Aim of the task: Give the number of lines in the listing below that include the word "icon", with nothing more.

Material for this task:
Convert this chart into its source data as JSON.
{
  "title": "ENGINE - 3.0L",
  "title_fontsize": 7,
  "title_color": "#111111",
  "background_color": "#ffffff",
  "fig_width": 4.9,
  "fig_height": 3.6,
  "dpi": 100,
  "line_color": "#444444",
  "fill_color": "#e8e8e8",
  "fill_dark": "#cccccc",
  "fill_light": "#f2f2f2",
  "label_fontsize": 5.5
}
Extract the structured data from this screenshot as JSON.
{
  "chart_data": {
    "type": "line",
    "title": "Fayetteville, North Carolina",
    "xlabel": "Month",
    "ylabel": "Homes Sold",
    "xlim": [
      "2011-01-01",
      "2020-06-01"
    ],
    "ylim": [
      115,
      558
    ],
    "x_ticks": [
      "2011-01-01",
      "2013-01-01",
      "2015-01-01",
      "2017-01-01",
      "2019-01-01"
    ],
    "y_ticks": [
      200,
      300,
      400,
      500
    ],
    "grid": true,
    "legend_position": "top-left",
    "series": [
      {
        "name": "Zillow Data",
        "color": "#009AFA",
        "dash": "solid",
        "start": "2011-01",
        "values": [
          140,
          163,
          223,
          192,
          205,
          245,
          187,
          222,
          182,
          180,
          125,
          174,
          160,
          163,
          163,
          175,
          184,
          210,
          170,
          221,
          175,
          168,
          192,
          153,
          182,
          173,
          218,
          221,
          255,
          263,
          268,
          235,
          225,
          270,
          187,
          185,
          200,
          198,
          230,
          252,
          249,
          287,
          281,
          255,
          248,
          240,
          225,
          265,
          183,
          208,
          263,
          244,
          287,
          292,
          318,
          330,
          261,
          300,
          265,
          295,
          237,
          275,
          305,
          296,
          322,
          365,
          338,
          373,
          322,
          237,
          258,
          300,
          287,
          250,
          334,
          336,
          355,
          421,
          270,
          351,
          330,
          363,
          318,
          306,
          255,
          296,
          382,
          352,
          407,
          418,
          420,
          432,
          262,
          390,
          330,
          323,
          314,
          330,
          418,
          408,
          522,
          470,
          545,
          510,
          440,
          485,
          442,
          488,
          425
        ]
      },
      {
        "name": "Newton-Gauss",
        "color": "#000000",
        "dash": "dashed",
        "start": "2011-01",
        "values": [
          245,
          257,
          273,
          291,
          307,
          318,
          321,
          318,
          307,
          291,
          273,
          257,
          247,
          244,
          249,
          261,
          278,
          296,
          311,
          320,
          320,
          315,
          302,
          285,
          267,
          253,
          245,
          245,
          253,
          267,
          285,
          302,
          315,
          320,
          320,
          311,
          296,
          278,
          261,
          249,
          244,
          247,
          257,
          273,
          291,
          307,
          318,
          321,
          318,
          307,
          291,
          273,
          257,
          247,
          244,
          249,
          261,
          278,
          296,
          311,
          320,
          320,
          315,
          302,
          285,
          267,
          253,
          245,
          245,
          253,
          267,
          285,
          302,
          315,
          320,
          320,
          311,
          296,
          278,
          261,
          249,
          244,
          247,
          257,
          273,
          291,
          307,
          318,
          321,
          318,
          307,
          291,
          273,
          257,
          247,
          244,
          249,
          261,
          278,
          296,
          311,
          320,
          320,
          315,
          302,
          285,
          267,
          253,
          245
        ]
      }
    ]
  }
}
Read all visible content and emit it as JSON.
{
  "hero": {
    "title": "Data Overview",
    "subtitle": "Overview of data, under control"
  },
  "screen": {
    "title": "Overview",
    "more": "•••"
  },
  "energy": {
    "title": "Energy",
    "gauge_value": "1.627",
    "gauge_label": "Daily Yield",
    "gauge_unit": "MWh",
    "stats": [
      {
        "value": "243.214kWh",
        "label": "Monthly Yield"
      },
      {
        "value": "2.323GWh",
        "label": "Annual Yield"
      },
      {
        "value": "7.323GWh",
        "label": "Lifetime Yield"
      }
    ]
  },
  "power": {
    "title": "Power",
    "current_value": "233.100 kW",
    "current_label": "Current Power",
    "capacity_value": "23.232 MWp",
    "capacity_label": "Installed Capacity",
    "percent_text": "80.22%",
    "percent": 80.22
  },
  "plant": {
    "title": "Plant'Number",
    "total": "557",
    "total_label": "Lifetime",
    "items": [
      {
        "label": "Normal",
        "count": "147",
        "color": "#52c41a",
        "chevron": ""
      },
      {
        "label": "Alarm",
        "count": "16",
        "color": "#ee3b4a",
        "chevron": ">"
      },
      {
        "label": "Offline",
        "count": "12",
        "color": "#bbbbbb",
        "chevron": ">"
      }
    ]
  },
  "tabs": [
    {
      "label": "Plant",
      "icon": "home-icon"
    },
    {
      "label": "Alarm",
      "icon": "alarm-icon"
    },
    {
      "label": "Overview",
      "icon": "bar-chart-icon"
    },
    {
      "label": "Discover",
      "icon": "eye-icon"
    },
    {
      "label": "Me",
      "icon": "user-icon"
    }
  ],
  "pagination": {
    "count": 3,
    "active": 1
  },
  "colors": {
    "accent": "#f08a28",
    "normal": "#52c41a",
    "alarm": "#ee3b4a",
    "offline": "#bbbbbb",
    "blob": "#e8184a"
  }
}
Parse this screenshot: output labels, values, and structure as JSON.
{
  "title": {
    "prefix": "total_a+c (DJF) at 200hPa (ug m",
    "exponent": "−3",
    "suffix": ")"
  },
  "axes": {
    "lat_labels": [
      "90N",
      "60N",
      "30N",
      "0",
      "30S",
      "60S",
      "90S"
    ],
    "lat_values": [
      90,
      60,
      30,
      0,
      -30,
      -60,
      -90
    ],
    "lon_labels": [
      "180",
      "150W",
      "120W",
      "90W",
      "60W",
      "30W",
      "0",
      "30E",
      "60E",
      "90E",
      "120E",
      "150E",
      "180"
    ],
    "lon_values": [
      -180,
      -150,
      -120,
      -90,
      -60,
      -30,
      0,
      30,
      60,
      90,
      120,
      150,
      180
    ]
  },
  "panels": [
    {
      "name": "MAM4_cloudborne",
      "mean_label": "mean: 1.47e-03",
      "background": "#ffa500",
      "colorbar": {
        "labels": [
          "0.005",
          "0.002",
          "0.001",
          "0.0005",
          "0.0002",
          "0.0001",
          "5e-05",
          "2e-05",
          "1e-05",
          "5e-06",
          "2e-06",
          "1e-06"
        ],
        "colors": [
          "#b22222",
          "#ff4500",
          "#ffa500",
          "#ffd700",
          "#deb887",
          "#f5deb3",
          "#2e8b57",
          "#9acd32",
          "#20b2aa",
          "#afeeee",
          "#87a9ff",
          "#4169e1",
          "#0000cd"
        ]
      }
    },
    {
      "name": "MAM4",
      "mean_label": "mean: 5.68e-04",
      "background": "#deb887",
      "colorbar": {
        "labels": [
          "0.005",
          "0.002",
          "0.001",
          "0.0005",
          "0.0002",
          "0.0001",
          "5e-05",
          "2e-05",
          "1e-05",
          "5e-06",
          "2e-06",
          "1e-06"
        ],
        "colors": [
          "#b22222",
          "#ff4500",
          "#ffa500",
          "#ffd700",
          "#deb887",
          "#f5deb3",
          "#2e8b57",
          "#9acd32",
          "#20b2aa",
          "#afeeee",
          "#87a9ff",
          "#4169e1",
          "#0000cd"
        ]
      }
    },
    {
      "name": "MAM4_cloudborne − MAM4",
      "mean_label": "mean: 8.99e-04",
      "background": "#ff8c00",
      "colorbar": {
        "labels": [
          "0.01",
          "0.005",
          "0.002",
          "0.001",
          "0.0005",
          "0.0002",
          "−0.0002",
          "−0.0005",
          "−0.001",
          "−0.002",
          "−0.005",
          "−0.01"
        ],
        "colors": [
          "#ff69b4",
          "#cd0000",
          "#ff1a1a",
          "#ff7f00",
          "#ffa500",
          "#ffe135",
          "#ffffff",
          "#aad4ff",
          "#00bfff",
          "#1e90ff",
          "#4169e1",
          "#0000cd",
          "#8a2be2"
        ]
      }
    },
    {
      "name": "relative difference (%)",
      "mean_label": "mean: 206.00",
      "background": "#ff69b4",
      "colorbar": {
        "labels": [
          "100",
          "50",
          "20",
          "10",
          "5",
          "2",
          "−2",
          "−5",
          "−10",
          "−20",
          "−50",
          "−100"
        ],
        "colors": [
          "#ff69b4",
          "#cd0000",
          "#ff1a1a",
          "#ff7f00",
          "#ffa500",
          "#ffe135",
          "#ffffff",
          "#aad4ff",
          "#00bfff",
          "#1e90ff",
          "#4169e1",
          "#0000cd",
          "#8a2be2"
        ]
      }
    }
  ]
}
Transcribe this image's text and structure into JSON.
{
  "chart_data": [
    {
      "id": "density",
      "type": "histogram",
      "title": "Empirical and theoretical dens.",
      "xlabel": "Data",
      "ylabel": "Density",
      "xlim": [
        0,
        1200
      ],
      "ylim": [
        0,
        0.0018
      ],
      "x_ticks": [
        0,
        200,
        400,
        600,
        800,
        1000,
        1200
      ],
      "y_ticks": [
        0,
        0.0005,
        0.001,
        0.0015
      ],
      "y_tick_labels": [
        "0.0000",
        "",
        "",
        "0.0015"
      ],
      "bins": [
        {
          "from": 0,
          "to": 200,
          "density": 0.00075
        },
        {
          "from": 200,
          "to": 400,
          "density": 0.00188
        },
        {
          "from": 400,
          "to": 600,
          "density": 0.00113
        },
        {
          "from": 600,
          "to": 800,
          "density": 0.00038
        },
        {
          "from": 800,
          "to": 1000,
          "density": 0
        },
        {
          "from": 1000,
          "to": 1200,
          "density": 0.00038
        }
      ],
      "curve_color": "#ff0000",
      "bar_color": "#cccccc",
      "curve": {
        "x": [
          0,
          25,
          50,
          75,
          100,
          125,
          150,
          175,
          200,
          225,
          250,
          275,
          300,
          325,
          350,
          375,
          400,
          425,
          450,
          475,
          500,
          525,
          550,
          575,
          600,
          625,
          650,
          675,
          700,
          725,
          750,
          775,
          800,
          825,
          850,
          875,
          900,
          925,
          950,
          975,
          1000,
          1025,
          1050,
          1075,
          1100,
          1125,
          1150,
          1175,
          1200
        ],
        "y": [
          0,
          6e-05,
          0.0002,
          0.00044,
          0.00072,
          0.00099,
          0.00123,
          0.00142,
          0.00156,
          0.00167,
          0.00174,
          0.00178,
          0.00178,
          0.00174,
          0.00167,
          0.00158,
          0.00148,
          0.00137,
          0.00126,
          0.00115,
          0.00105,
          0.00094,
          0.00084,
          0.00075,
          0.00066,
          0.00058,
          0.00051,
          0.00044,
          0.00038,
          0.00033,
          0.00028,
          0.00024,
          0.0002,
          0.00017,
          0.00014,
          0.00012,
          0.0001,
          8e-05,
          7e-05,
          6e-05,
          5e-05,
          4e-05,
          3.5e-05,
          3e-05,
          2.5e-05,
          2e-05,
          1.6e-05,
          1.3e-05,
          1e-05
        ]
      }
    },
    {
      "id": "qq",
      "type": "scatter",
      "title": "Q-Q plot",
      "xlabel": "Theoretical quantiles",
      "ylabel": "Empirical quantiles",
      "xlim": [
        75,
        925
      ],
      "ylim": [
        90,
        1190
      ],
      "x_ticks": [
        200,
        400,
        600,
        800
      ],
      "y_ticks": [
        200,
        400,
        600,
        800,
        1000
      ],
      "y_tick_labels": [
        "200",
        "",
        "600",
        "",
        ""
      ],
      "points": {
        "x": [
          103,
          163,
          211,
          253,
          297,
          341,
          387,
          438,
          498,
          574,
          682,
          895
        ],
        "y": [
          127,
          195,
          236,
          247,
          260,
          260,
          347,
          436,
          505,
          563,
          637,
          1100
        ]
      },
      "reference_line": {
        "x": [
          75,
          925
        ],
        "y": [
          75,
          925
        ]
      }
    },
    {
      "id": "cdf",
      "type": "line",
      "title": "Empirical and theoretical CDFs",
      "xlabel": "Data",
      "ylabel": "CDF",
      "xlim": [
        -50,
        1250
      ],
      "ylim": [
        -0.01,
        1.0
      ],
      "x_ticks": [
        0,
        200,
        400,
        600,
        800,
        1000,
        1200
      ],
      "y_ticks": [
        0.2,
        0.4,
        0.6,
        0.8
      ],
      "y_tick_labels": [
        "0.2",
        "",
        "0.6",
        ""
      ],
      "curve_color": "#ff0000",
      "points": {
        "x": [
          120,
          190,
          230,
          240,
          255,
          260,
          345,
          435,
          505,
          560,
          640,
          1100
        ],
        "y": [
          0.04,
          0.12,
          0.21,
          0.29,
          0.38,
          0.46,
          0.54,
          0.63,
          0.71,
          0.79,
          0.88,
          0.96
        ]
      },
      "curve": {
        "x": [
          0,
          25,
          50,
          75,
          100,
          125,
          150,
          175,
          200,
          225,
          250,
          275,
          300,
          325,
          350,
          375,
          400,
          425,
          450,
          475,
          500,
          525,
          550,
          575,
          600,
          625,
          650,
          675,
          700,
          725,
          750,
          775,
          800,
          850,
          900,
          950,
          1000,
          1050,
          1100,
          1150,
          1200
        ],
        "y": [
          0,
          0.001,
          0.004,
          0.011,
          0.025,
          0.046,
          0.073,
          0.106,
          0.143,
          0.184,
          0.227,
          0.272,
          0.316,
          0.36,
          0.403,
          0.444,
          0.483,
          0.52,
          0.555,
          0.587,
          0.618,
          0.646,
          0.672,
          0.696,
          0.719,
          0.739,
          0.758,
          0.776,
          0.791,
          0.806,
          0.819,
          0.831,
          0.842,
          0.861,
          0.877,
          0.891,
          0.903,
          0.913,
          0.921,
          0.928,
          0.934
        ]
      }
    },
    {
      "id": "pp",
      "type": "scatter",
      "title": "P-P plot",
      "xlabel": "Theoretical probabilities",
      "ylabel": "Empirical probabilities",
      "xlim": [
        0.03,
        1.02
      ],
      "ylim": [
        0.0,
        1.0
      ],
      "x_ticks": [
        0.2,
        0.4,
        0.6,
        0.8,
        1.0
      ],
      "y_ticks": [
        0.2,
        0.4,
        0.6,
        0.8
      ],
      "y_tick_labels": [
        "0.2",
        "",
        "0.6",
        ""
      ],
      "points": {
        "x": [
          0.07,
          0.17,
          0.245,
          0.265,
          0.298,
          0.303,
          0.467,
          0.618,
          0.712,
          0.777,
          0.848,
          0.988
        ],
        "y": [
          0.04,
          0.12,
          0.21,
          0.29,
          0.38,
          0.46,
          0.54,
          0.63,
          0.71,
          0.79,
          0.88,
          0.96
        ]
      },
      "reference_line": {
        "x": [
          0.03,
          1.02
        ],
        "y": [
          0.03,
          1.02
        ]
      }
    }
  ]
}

Reply to the exercise: 5